The inventor of the first doorknob remains unknown. No doors meant no doorknobs for our Neanderthal forebears. They lived in caverns or trees. Some possessed time-share condos but were reluctant to say they were ripped off.

Door knobs in history

Salesmen knocked on the first doors circa 3000 B.C. during the Dorian hegemony in the Mediterranean. In his epic study of Dorian civilization, “Das Siebentausendzweihundertvierundfünfzig,” Von Schleerpuss hypothesizes that the early Dorians may have shut and bolted their doors at night. And then destroyed them in the morning to get out. We can only presume that these wooden doors lacked door knobs. This is what’s known as planned obsolescence. Von Schleerpuss was infamous for lying, notably about his income tax. Anti-Knobian and Knobian ancient history scholars still disagree. Take a cold shower to learn about this fascinating controversy.

The door knob and I

In England, Chaucer revered the doorknob. It was the most expensive item in the house and was removed from the door at night and stored beneath a mattress. Bold seafarers who traveled the seven seas for golden doorknobs made riches in Elizabethan England. London’s Thames Museum displays Rangalang’s, Malay Door Latch. It has rough diamonds.

=====

Given instruction A:
Answer these questions using the doorknob history text:
(i) Where did our Neanderthal forebears live?
(ii) What does Von Schleerpuss hypothesize the early Dorians may have done with their doors at night?
(iii) What does the Malay Door Latch displayed in London's Thames Museum have?
Given instruction B: Put this sentence from the doorknob history text into Spanish: "Bold seafarers who traveled the seven seas for golden doorknobs made riches in Elizabethan England."
Given instruction C: Carry on the doorknob history text from its last sentence.

Dataset content:
=====

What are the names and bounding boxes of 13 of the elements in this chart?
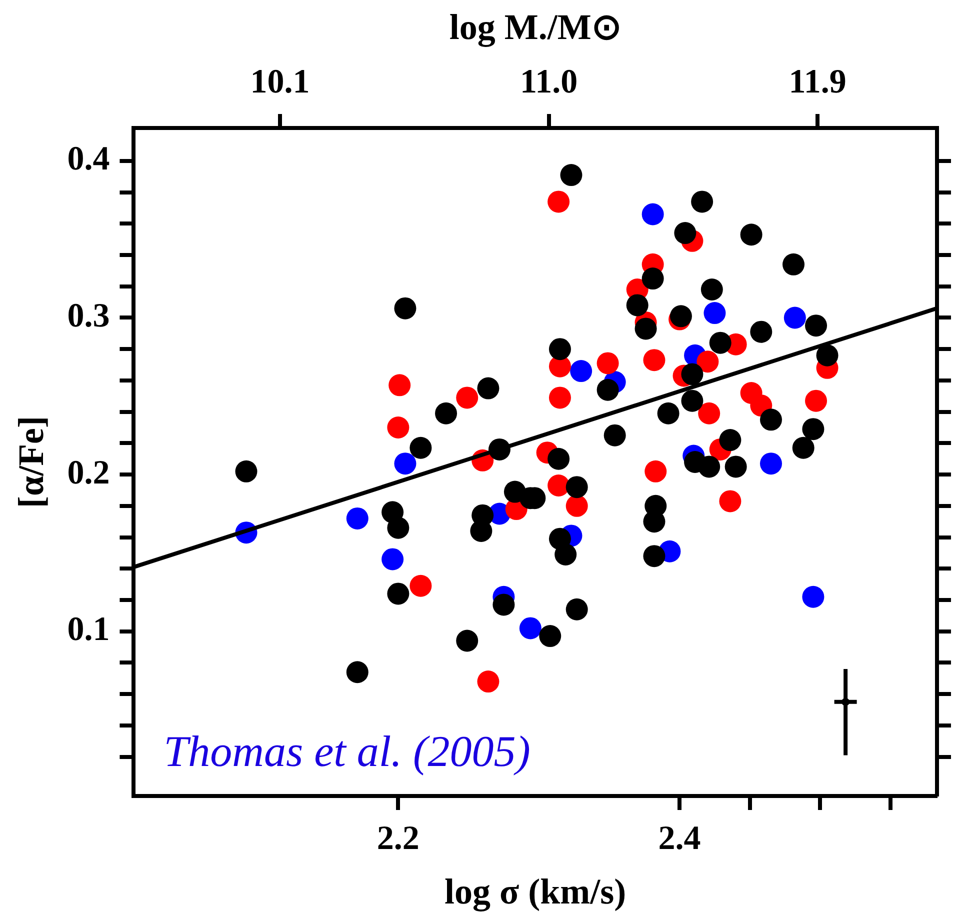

=====

Final result A:
(i) In caverns or trees.
(ii) Shut and bolted them.
(iii) Rough diamonds.

Final result B: Audaces navegantes que recorrieron los siete mares en busca de pomos de oro hicieron fortuna en la Inglaterra isabelina.

Final result C:
It cut Rangalangians’ hands when they turned the knob. 

Man’s inalienable right to door knobs

In the early 1850s, American ingenuity invented the glass doorknob. In the 1870s, the French introduced elegant ivory door knobs. Then in 1899, the Palmer House Hotel in Chicago, Illinois, installed the first plastic doorknob. And in 1920, the White House replaced all its rusty, decrepit door knobs with shiny new stainless steel ones made from Mesabi Iron Range ore. (The editor wouldn’t let us joke about Congress’s rusted old doorknobs.)

The digital doorknob is replacing traditional doorknobs everywhere except in Japan, where bamboo door knobs are family treasures.

If the subject of doorknob history seems a bit too obscure, just remember what philosophers say. They have still not figured out that age-old question – which came first, the door or the door knob? After all, you can’t open a door without a door knob. But on the other hand, if you have no door, then what use is a door knob? Don’t overthink it.